─── Given data ───

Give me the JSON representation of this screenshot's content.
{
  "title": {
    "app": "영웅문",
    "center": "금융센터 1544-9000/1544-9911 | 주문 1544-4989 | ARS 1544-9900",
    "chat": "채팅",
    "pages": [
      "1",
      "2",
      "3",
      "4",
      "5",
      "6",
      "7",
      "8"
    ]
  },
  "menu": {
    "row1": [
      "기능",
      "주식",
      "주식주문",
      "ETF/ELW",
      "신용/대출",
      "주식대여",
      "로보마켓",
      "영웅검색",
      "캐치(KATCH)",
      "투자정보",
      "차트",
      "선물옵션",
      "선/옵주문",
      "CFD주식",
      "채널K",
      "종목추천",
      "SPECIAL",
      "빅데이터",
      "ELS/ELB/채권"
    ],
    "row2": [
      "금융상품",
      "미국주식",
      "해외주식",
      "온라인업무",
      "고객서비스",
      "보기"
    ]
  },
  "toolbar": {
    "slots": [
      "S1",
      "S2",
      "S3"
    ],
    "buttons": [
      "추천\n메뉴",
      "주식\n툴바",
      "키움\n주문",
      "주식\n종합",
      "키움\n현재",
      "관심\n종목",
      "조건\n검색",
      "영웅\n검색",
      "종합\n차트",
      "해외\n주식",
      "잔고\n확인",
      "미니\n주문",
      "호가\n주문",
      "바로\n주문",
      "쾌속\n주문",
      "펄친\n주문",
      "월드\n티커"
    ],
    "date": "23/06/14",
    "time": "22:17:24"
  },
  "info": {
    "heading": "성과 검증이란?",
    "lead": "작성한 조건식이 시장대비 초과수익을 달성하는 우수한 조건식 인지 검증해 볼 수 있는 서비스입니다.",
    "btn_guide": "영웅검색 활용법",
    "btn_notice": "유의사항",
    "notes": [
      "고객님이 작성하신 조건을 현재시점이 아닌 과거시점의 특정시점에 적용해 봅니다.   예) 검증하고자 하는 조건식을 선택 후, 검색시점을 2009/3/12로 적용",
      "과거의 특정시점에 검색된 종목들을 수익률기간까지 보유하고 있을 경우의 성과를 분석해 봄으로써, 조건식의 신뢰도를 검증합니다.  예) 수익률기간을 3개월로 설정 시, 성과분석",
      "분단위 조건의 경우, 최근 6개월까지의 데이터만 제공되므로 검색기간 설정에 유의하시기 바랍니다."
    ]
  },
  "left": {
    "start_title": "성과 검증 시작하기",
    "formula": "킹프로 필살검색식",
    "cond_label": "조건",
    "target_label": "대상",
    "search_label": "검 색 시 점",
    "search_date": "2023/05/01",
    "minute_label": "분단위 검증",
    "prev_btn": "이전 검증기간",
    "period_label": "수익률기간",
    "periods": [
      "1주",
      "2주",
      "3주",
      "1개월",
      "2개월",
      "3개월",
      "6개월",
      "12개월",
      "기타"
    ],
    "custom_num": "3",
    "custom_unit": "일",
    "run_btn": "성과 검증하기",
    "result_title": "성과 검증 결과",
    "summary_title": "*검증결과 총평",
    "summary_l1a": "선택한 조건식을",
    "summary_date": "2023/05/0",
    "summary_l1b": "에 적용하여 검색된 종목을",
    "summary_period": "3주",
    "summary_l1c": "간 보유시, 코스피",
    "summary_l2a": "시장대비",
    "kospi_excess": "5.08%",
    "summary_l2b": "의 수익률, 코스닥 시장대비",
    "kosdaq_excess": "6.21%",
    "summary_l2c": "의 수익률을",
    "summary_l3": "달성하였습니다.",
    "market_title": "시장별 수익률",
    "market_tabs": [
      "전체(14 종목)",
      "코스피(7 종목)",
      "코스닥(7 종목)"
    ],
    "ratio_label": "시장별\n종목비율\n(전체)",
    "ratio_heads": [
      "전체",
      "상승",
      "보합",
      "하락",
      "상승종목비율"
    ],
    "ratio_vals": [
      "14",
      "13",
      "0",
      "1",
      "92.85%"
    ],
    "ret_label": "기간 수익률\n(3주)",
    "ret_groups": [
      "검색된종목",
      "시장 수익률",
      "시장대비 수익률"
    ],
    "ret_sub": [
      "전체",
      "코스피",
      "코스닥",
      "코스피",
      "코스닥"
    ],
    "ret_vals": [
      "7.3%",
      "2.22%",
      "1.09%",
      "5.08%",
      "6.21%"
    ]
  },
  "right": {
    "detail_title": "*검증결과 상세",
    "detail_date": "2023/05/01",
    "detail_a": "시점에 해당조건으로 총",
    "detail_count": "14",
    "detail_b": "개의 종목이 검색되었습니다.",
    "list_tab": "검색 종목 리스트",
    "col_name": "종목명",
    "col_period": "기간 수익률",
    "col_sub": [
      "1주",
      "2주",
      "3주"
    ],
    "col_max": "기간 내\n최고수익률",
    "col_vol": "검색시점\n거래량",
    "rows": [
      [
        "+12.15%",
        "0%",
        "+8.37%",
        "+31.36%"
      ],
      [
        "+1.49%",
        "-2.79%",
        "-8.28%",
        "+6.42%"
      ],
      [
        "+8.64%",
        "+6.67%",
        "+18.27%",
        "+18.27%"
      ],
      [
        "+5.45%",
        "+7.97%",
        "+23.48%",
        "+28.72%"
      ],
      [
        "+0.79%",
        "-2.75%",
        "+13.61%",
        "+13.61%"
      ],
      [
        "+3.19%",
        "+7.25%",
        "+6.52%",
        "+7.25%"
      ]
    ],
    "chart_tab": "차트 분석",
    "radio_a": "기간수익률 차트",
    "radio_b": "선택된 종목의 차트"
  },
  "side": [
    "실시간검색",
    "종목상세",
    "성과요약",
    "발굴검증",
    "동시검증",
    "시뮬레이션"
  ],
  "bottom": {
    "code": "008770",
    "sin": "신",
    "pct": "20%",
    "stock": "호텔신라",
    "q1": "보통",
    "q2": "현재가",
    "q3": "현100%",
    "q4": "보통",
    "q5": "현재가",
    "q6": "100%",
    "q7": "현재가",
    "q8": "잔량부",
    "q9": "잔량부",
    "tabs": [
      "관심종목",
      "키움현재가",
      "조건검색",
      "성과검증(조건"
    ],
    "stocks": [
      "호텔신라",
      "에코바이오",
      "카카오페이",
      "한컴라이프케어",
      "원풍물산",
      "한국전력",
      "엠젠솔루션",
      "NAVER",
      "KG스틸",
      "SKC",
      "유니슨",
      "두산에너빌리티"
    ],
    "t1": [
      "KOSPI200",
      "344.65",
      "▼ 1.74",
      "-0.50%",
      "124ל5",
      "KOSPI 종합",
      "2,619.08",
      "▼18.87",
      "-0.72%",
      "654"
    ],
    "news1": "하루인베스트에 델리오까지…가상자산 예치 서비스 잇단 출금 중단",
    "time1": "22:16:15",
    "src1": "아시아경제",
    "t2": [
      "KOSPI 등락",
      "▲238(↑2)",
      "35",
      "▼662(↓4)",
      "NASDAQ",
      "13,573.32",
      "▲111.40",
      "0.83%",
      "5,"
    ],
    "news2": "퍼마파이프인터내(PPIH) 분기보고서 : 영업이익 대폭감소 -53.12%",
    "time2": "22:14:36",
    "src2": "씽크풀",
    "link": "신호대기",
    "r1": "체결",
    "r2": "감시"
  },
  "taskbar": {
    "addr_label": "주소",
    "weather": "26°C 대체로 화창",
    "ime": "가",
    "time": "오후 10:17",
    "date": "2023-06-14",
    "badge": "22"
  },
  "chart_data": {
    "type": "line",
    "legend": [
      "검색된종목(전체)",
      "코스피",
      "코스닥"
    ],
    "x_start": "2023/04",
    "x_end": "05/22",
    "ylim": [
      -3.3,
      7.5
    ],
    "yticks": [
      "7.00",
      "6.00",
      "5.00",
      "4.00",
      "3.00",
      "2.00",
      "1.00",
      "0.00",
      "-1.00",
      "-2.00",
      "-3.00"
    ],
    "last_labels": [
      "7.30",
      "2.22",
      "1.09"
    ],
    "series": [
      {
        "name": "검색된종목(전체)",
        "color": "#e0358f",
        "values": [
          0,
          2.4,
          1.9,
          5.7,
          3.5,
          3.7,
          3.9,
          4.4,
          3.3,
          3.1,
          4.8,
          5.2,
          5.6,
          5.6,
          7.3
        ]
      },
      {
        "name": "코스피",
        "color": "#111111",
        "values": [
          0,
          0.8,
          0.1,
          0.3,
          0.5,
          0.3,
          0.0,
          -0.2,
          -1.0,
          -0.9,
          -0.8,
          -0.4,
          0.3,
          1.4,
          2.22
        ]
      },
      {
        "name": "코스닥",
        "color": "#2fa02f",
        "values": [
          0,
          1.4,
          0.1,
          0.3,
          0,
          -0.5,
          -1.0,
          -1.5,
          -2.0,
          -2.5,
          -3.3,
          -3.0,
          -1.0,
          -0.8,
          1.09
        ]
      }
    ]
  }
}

───

**Required task**
Select every line of the material above holding the word "시장대비" and copy it.

**Result of this task**
    "lead": "작성한 조건식이 시장대비 초과수익을 달성하는 우수한 조건식 인지 검증해 볼 수 있는 서비스입니다.",
    "summary_l2a": "시장대비",
    "summary_l2b": "의 수익률, 코스닥 시장대비",
      "시장대비 수익률"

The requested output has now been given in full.